Exercise brief - Go through the listing beneath this task and return every line that carries the string "type".
*** Data records ***
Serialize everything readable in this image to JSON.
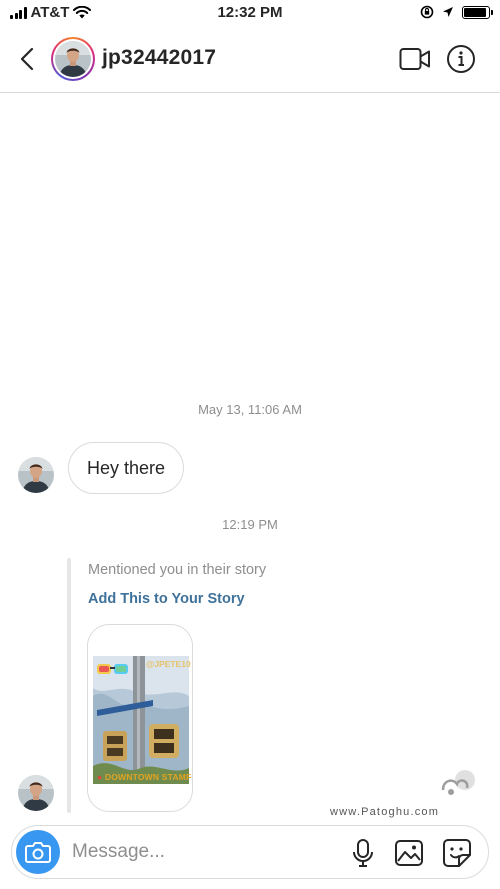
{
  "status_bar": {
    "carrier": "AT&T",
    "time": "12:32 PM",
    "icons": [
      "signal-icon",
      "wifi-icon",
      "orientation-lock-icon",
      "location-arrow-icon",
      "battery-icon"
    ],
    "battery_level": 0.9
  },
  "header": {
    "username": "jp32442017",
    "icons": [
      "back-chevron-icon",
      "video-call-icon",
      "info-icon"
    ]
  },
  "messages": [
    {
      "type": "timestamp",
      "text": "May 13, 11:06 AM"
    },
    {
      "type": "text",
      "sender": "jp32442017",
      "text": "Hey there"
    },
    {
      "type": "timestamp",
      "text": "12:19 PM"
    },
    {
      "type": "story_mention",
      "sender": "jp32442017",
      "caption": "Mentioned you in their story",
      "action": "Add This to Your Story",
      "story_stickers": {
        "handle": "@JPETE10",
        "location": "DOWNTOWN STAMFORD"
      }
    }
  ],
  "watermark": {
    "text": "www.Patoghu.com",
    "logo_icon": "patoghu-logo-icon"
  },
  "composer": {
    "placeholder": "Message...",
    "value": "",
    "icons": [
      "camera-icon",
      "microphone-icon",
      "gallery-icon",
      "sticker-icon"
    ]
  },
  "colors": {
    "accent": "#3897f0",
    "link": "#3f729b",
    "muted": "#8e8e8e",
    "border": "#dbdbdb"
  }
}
***
Written answer -
      "type": "timestamp",
      "type": "text",
      "type": "timestamp",
      "type": "story_mention",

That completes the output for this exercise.